- Exercise directions -
Word for word, set down the records and skip each picture.

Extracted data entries
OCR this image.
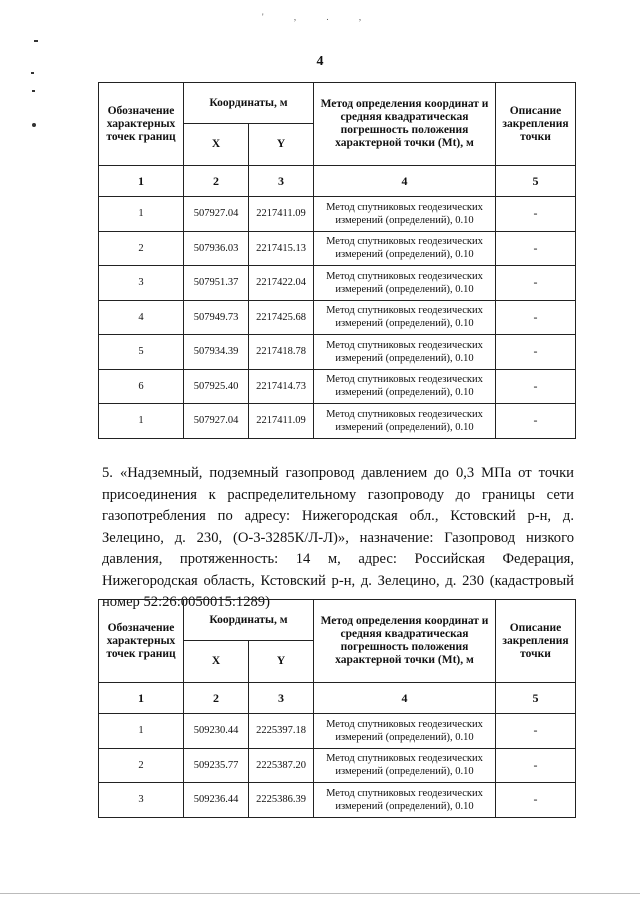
' , . ,
4
Обозначение характерных точек границ	Координаты, м		Метод определения координат и средняя квадратическая погрешность положения характерной точки (Mt), м	Описание закрепления точки
	X	Y		
1	2	3	4	5
1	507927.04	2217411.09	Метод спутниковых геодезических измерений (определений), 0.10	-
2	507936.03	2217415.13	Метод спутниковых геодезических измерений (определений), 0.10	-
3	507951.37	2217422.04	Метод спутниковых геодезических измерений (определений), 0.10	-
4	507949.73	2217425.68	Метод спутниковых геодезических измерений (определений), 0.10	-
5	507934.39	2217418.78	Метод спутниковых геодезических измерений (определений), 0.10	-
6	507925.40	2217414.73	Метод спутниковых геодезических измерений (определений), 0.10	-
1	507927.04	2217411.09	Метод спутниковых геодезических измерений (определений), 0.10	-
5. «Надземный, подземный газопровод давлением до 0,3 МПа от точки присоединения к распределительному газопроводу до границы сети газопотребления по адресу: Нижегородская обл., Кстовский р-н, д. Зелецино, д. 230, (О-3-3285К/Л-Л)», назначение: Газопровод низкого давления, протяженность: 14 м, адрес: Российская Федерация, Нижегородская область, Кстовский р-н, д. Зелецино, д. 230 (кадастровый номер 52:26:0050015:1289)
Обозначение характерных точек границ	Координаты, м		Метод определения координат и средняя квадратическая погрешность положения характерной точки (Mt), м	Описание закрепления точки
	X	Y		
1	2	3	4	5
1	509230.44	2225397.18	Метод спутниковых геодезических измерений (определений), 0.10	-
2	509235.77	2225387.20	Метод спутниковых геодезических измерений (определений), 0.10	-
3	509236.44	2225386.39	Метод спутниковых геодезических измерений (определений), 0.10	-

- Solved exercise -
OCR this image.
' , . ,
4
Обозначение характерных точек границ	Координаты, м		Метод определения координат и средняя квадратическая погрешность положения характерной точки (Mt), м	Описание закрепления точки
	X	Y		
1	2	3	4	5
1	507927.04	2217411.09	Метод спутниковых геодезических измерений (определений), 0.10	-
2	507936.03	2217415.13	Метод спутниковых геодезических измерений (определений), 0.10	-
3	507951.37	2217422.04	Метод спутниковых геодезических измерений (определений), 0.10	-
4	507949.73	2217425.68	Метод спутниковых геодезических измерений (определений), 0.10	-
5	507934.39	2217418.78	Метод спутниковых геодезических измерений (определений), 0.10	-
6	507925.40	2217414.73	Метод спутниковых геодезических измерений (определений), 0.10	-
1	507927.04	2217411.09	Метод спутниковых геодезических измерений (определений), 0.10	-
5. «Надземный, подземный газопровод давлением до 0,3 МПа от точки присоединения к распределительному газопроводу до границы сети газопотребления по адресу: Нижегородская обл., Кстовский р-н, д. Зелецино, д. 230, (О-3-3285К/Л-Л)», назначение: Газопровод низкого давления, протяженность: 14 м, адрес: Российская Федерация, Нижегородская область, Кстовский р-н, д. Зелецино, д. 230 (кадастровый номер 52:26:0050015:1289)
Обозначение характерных точек границ	Координаты, м		Метод определения координат и средняя квадратическая погрешность положения характерной точки (Mt), м	Описание закрепления точки
	X	Y		
1	2	3	4	5
1	509230.44	2225397.18	Метод спутниковых геодезических измерений (определений), 0.10	-
2	509235.77	2225387.20	Метод спутниковых геодезических измерений (определений), 0.10	-
3	509236.44	2225386.39	Метод спутниковых геодезических измерений (определений), 0.10	-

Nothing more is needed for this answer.